··· EXERCISE DATA ···
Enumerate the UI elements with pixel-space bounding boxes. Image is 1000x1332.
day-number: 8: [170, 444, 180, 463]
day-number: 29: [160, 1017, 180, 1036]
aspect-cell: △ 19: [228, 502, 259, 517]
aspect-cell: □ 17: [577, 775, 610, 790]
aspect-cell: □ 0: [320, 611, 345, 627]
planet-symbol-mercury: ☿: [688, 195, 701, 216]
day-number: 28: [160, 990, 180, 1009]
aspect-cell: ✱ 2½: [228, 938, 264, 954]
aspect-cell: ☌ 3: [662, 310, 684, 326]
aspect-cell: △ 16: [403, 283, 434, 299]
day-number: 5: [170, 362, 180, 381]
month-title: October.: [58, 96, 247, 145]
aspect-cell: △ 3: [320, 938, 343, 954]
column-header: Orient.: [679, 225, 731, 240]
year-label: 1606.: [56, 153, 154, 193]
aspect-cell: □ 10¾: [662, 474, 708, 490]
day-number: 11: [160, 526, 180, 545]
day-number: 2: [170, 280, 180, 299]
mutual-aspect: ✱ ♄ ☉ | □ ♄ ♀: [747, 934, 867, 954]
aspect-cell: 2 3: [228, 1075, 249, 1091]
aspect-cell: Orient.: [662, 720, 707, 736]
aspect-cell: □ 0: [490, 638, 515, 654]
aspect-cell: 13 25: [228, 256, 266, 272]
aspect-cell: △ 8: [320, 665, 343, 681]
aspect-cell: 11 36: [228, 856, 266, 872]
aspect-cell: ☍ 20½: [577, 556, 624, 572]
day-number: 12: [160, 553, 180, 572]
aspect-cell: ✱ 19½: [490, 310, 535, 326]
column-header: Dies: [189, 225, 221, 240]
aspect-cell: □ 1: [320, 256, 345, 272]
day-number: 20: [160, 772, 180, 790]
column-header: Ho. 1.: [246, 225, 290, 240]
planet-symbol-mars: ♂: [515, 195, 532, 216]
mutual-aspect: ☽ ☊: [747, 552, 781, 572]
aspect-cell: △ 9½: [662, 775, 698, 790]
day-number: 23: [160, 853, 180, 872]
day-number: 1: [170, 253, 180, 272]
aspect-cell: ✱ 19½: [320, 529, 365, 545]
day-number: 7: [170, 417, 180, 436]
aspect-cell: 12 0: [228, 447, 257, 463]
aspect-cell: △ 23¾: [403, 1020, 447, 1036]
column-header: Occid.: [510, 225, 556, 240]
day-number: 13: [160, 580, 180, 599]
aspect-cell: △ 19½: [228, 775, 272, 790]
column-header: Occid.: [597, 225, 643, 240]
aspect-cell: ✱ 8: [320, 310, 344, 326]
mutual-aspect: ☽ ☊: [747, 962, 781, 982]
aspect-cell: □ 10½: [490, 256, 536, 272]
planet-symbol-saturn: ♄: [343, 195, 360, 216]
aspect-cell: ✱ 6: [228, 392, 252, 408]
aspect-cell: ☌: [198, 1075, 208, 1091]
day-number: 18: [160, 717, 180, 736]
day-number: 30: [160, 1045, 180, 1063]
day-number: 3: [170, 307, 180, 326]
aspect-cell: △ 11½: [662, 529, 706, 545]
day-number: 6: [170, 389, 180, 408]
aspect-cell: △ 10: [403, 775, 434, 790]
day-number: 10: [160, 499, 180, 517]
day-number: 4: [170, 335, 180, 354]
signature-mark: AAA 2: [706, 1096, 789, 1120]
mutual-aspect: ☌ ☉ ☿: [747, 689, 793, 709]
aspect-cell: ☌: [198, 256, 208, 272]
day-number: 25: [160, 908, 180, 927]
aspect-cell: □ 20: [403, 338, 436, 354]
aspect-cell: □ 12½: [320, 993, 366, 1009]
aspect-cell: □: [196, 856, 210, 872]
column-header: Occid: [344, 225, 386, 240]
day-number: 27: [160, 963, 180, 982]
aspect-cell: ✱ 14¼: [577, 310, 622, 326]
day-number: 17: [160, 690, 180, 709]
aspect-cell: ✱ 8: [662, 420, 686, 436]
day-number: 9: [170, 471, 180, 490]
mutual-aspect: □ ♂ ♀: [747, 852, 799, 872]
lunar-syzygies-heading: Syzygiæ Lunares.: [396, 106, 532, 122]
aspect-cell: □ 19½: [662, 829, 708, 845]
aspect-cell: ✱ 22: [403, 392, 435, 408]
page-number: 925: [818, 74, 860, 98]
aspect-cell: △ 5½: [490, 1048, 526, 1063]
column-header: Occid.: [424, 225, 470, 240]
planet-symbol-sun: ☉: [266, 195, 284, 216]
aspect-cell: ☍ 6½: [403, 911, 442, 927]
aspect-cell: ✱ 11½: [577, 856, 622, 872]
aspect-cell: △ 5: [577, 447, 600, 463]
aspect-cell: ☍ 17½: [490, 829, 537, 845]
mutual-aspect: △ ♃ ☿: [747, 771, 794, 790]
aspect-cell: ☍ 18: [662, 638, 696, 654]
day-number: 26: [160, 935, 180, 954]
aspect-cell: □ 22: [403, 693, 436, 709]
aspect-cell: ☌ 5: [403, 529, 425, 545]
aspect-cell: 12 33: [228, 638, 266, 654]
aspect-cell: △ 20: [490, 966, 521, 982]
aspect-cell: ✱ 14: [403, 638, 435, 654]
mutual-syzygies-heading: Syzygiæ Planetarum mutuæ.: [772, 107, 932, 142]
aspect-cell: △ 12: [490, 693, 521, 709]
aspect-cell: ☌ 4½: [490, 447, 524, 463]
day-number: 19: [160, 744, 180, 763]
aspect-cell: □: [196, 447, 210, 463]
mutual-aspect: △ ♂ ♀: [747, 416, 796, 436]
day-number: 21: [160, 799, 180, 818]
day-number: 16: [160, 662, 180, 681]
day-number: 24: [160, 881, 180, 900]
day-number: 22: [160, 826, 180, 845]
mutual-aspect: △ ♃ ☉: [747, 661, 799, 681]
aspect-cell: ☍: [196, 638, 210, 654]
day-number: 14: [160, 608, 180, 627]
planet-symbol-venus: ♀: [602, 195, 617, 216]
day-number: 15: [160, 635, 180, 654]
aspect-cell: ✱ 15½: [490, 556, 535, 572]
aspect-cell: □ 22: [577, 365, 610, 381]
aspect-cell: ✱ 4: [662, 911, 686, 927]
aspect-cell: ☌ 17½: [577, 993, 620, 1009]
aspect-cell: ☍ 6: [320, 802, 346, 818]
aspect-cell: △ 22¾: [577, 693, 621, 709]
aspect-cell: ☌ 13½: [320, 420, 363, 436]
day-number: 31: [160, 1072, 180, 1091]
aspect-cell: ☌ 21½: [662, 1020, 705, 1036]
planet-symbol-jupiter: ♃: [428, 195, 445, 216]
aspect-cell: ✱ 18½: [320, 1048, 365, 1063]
···
WHAT IS NEEDED ▸
Extract every line of the records above and reproduce each one verbatim, in its original order.

TASK RESPONSE ▸
Enumerate the UI elements with pixel-space bounding boxes. Image is 1000x1332.
day-number: 8: [170, 444, 180, 463]
day-number: 29: [160, 1017, 180, 1036]
aspect-cell: △ 19: [228, 502, 259, 517]
aspect-cell: □ 17: [577, 775, 610, 790]
aspect-cell: □ 0: [320, 611, 345, 627]
planet-symbol-mercury: ☿: [688, 195, 701, 216]
day-number: 28: [160, 990, 180, 1009]
aspect-cell: ✱ 2½: [228, 938, 264, 954]
aspect-cell: ☌ 3: [662, 310, 684, 326]
aspect-cell: △ 16: [403, 283, 434, 299]
day-number: 5: [170, 362, 180, 381]
month-title: October.: [58, 96, 247, 145]
aspect-cell: △ 3: [320, 938, 343, 954]
column-header: Orient.: [679, 225, 731, 240]
year-label: 1606.: [56, 153, 154, 193]
aspect-cell: □ 10¾: [662, 474, 708, 490]
day-number: 11: [160, 526, 180, 545]
day-number: 2: [170, 280, 180, 299]
mutual-aspect: ✱ ♄ ☉ | □ ♄ ♀: [747, 934, 867, 954]
aspect-cell: 2 3: [228, 1075, 249, 1091]
aspect-cell: Orient.: [662, 720, 707, 736]
aspect-cell: □ 0: [490, 638, 515, 654]
aspect-cell: 13 25: [228, 256, 266, 272]
aspect-cell: △ 8: [320, 665, 343, 681]
aspect-cell: 11 36: [228, 856, 266, 872]
aspect-cell: ☍ 20½: [577, 556, 624, 572]
day-number: 12: [160, 553, 180, 572]
aspect-cell: ✱ 19½: [490, 310, 535, 326]
column-header: Dies: [189, 225, 221, 240]
aspect-cell: □ 1: [320, 256, 345, 272]
day-number: 20: [160, 772, 180, 790]
column-header: Ho. 1.: [246, 225, 290, 240]
planet-symbol-mars: ♂: [515, 195, 532, 216]
mutual-aspect: ☽ ☊: [747, 552, 781, 572]
aspect-cell: △ 9½: [662, 775, 698, 790]
day-number: 23: [160, 853, 180, 872]
day-number: 1: [170, 253, 180, 272]
aspect-cell: ✱ 19½: [320, 529, 365, 545]
day-number: 7: [170, 417, 180, 436]
aspect-cell: 12 0: [228, 447, 257, 463]
aspect-cell: △ 23¾: [403, 1020, 447, 1036]
column-header: Occid.: [510, 225, 556, 240]
day-number: 13: [160, 580, 180, 599]
aspect-cell: △ 19½: [228, 775, 272, 790]
column-header: Occid.: [597, 225, 643, 240]
aspect-cell: ✱ 8: [320, 310, 344, 326]
mutual-aspect: ☽ ☊: [747, 962, 781, 982]
aspect-cell: □ 10½: [490, 256, 536, 272]
planet-symbol-saturn: ♄: [343, 195, 360, 216]
aspect-cell: ✱ 6: [228, 392, 252, 408]
aspect-cell: ☌: [198, 1075, 208, 1091]
day-number: 18: [160, 717, 180, 736]
day-number: 30: [160, 1045, 180, 1063]
day-number: 3: [170, 307, 180, 326]
aspect-cell: △ 11½: [662, 529, 706, 545]
day-number: 6: [170, 389, 180, 408]
aspect-cell: △ 10: [403, 775, 434, 790]
day-number: 10: [160, 499, 180, 517]
day-number: 4: [170, 335, 180, 354]
signature-mark: AAA 2: [706, 1096, 789, 1120]
mutual-aspect: ☌ ☉ ☿: [747, 689, 793, 709]
aspect-cell: ☌: [198, 256, 208, 272]
day-number: 25: [160, 908, 180, 927]
aspect-cell: □ 20: [403, 338, 436, 354]
aspect-cell: □ 12½: [320, 993, 366, 1009]
aspect-cell: □: [196, 856, 210, 872]
column-header: Occid: [344, 225, 386, 240]
day-number: 27: [160, 963, 180, 982]
aspect-cell: ✱ 14¼: [577, 310, 622, 326]
day-number: 17: [160, 690, 180, 709]
aspect-cell: ✱ 8: [662, 420, 686, 436]
day-number: 9: [170, 471, 180, 490]
mutual-aspect: □ ♂ ♀: [747, 852, 799, 872]
lunar-syzygies-heading: Syzygiæ Lunares.: [396, 106, 532, 122]
aspect-cell: □ 19½: [662, 829, 708, 845]
aspect-cell: ✱ 22: [403, 392, 435, 408]
page-number: 925: [818, 74, 860, 98]
aspect-cell: △ 5½: [490, 1048, 526, 1063]
column-header: Occid.: [424, 225, 470, 240]
planet-symbol-sun: ☉: [266, 195, 284, 216]
aspect-cell: ☍ 6½: [403, 911, 442, 927]
aspect-cell: ✱ 11½: [577, 856, 622, 872]
aspect-cell: △ 5: [577, 447, 600, 463]
aspect-cell: ☍ 17½: [490, 829, 537, 845]
mutual-aspect: △ ♃ ☿: [747, 771, 794, 790]
aspect-cell: ☍ 18: [662, 638, 696, 654]
day-number: 26: [160, 935, 180, 954]
aspect-cell: □ 22: [403, 693, 436, 709]
aspect-cell: ☌ 5: [403, 529, 425, 545]
aspect-cell: 12 33: [228, 638, 266, 654]
aspect-cell: △ 20: [490, 966, 521, 982]
aspect-cell: ✱ 14: [403, 638, 435, 654]
mutual-syzygies-heading: Syzygiæ Planetarum mutuæ.: [772, 107, 932, 142]
aspect-cell: △ 12: [490, 693, 521, 709]
aspect-cell: ☌ 4½: [490, 447, 524, 463]
day-number: 19: [160, 744, 180, 763]
aspect-cell: □: [196, 447, 210, 463]
mutual-aspect: △ ♂ ♀: [747, 416, 796, 436]
day-number: 21: [160, 799, 180, 818]
day-number: 16: [160, 662, 180, 681]
day-number: 24: [160, 881, 180, 900]
day-number: 22: [160, 826, 180, 845]
mutual-aspect: △ ♃ ☉: [747, 661, 799, 681]
aspect-cell: ☍: [196, 638, 210, 654]
day-number: 14: [160, 608, 180, 627]
planet-symbol-venus: ♀: [602, 195, 617, 216]
day-number: 15: [160, 635, 180, 654]
aspect-cell: ✱ 15½: [490, 556, 535, 572]
aspect-cell: □ 22: [577, 365, 610, 381]
aspect-cell: ✱ 4: [662, 911, 686, 927]
aspect-cell: ☌ 17½: [577, 993, 620, 1009]
aspect-cell: ☍ 6: [320, 802, 346, 818]
aspect-cell: △ 22¾: [577, 693, 621, 709]
aspect-cell: ☌ 13½: [320, 420, 363, 436]
day-number: 31: [160, 1072, 180, 1091]
aspect-cell: ☌ 21½: [662, 1020, 705, 1036]
planet-symbol-jupiter: ♃: [428, 195, 445, 216]
aspect-cell: ✱ 18½: [320, 1048, 365, 1063]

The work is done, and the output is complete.